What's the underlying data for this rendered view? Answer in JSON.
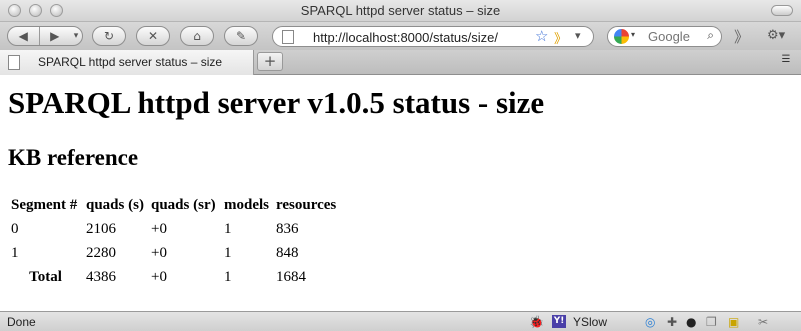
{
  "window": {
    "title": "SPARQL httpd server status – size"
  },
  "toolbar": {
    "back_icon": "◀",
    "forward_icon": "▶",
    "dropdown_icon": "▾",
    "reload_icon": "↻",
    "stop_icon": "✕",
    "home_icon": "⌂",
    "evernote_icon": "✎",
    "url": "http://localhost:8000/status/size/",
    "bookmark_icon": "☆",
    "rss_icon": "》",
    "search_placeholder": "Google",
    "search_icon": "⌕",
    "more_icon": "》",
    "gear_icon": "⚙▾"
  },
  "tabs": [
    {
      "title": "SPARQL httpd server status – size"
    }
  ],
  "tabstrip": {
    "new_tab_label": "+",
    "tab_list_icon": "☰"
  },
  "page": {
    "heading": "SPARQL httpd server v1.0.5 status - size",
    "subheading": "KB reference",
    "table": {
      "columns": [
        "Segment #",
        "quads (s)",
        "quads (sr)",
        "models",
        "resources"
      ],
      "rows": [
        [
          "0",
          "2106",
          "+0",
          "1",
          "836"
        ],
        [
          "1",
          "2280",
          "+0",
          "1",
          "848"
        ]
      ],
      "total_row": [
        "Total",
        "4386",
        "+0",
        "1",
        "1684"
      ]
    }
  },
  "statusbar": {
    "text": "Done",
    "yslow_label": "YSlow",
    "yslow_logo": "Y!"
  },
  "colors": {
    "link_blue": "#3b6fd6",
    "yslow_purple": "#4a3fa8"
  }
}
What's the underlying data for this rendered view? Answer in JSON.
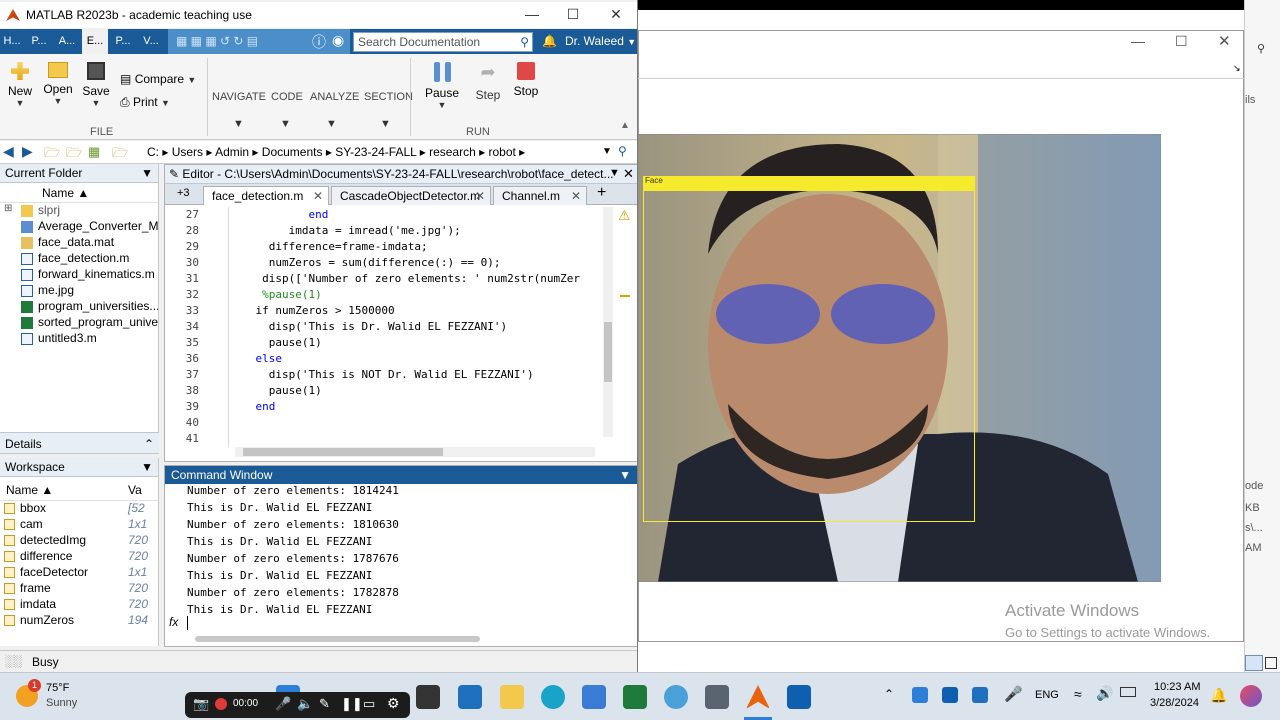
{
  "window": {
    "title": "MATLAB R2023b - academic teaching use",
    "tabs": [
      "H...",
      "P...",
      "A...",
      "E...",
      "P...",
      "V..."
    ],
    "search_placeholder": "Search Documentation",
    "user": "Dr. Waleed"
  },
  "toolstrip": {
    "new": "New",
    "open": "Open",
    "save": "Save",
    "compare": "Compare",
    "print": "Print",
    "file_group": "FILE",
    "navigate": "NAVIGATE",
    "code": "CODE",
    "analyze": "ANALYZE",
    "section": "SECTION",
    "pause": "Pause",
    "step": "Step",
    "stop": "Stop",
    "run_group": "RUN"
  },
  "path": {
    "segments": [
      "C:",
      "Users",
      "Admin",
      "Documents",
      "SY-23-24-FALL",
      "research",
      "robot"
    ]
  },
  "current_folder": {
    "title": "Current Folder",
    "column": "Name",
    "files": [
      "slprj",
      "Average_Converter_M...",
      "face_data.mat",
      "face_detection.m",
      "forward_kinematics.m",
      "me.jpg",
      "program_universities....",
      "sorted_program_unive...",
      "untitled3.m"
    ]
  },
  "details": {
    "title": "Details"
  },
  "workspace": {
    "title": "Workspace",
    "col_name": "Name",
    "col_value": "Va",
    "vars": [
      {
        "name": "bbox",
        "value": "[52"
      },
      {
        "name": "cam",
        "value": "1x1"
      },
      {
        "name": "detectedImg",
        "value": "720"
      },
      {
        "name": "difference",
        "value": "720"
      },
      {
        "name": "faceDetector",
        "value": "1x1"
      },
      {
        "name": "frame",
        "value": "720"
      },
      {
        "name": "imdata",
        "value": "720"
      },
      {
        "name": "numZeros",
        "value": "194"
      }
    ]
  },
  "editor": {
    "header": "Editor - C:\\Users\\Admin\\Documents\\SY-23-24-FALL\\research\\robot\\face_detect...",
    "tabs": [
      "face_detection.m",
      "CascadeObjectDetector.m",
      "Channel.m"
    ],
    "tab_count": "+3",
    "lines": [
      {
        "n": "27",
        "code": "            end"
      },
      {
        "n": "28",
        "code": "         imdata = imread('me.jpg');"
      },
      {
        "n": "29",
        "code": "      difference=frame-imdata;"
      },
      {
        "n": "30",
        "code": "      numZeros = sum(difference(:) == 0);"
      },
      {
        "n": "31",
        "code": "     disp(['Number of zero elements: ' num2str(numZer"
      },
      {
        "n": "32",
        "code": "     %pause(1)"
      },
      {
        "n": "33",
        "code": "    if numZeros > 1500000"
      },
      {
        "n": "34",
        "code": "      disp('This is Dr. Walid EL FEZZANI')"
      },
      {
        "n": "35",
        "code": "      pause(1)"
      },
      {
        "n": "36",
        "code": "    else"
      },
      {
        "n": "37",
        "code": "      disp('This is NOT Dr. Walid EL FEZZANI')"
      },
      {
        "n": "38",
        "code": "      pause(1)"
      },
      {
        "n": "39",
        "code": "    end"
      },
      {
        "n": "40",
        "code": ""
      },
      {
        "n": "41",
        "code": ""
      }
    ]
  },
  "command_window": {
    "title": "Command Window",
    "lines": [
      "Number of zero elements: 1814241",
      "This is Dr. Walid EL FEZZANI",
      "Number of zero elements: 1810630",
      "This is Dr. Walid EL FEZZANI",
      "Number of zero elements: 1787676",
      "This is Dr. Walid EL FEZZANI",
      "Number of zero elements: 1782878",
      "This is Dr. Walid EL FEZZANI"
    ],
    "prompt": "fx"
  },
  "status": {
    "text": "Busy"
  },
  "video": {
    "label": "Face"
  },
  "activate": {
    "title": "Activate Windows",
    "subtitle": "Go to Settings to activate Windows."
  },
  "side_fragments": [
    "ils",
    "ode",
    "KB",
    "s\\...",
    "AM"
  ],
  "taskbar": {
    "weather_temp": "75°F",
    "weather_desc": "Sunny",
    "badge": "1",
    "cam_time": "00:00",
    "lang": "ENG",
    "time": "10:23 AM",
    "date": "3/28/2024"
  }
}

******

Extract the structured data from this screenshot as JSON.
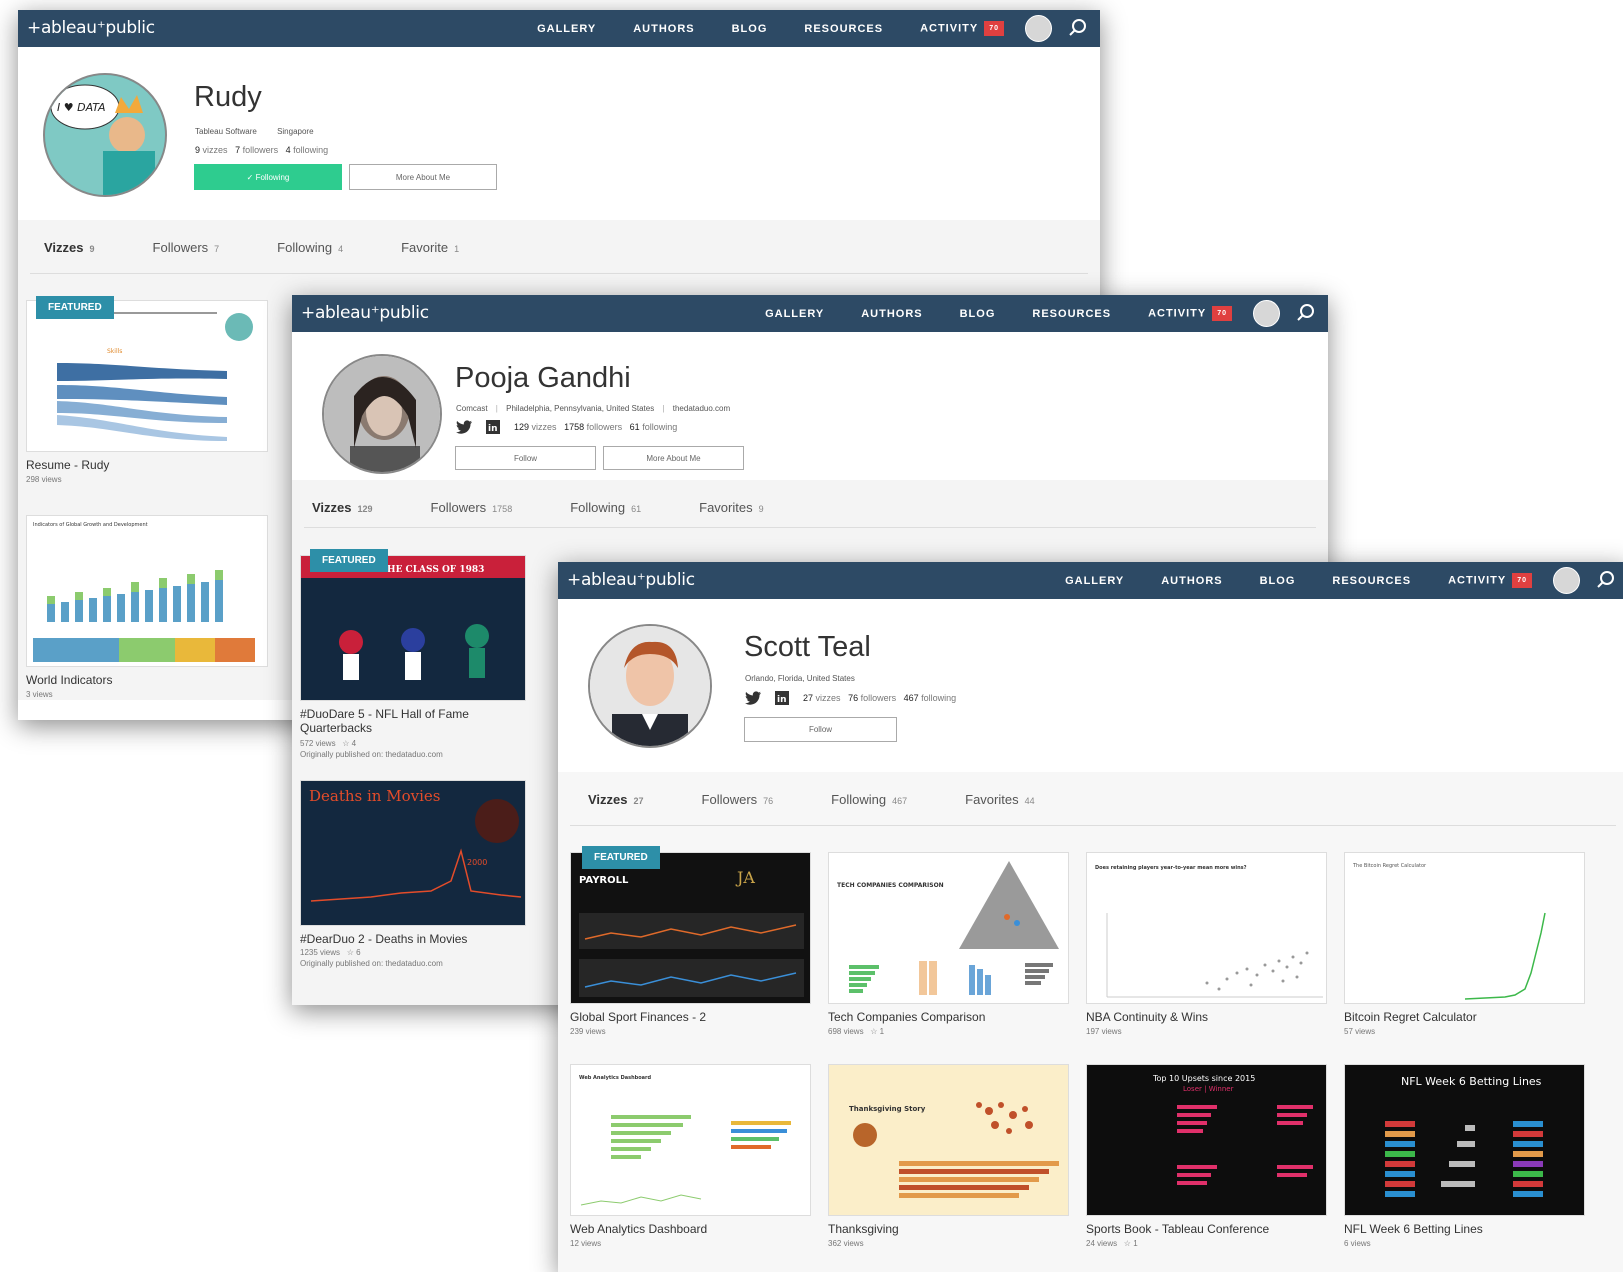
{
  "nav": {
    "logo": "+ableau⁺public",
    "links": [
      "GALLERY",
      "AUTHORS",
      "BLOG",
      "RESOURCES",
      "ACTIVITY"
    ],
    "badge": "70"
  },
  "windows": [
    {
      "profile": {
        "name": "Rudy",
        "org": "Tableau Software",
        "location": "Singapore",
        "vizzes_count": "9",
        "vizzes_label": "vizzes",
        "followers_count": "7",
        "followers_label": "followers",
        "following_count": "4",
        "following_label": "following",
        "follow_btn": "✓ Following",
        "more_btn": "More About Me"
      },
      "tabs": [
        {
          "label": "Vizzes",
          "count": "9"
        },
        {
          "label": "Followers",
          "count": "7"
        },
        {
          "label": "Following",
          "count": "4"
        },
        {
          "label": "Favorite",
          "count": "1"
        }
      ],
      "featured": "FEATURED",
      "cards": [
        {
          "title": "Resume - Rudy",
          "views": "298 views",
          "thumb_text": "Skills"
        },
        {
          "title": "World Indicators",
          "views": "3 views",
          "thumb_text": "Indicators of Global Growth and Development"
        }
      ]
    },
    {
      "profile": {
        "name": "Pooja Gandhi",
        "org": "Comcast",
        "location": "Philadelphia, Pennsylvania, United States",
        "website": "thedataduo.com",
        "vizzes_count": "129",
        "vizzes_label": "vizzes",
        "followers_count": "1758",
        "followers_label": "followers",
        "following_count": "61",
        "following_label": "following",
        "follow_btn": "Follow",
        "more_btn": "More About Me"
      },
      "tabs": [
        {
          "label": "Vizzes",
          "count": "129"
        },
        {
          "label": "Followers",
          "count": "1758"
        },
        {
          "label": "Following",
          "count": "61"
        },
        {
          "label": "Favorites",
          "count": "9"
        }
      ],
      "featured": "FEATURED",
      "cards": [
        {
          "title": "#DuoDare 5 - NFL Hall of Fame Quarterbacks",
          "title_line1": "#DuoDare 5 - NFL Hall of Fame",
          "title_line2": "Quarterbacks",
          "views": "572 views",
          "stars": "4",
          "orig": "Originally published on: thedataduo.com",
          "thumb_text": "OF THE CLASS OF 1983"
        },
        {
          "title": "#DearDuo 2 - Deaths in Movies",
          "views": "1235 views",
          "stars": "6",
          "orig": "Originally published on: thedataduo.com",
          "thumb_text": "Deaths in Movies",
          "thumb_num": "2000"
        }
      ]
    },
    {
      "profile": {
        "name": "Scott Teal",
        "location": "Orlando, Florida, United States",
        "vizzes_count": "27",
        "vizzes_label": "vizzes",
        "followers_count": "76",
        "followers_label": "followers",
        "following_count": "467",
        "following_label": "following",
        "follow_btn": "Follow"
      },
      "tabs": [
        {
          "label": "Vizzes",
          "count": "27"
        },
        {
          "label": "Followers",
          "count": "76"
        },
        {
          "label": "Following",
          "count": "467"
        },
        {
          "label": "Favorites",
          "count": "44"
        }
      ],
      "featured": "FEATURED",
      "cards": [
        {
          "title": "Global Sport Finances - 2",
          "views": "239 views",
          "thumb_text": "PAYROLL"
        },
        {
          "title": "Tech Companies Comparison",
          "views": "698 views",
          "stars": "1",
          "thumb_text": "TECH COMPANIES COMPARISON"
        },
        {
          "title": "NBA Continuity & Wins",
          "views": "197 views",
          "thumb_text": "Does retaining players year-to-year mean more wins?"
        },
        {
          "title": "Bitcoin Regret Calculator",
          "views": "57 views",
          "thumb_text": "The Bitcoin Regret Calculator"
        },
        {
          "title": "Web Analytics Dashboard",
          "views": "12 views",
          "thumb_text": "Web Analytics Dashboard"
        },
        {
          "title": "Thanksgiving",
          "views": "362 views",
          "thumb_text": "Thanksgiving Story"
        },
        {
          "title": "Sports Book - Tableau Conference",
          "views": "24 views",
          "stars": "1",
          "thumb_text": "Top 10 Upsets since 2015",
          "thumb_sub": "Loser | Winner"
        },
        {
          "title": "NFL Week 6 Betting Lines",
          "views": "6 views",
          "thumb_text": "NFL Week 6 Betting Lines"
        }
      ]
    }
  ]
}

******

**STATED PROBLEM:** From the entries above, copy every line where the word "Betting" shows up.

**WRITTEN ANSWER:**
          "title": "NFL Week 6 Betting Lines",
          "thumb_text": "NFL Week 6 Betting Lines"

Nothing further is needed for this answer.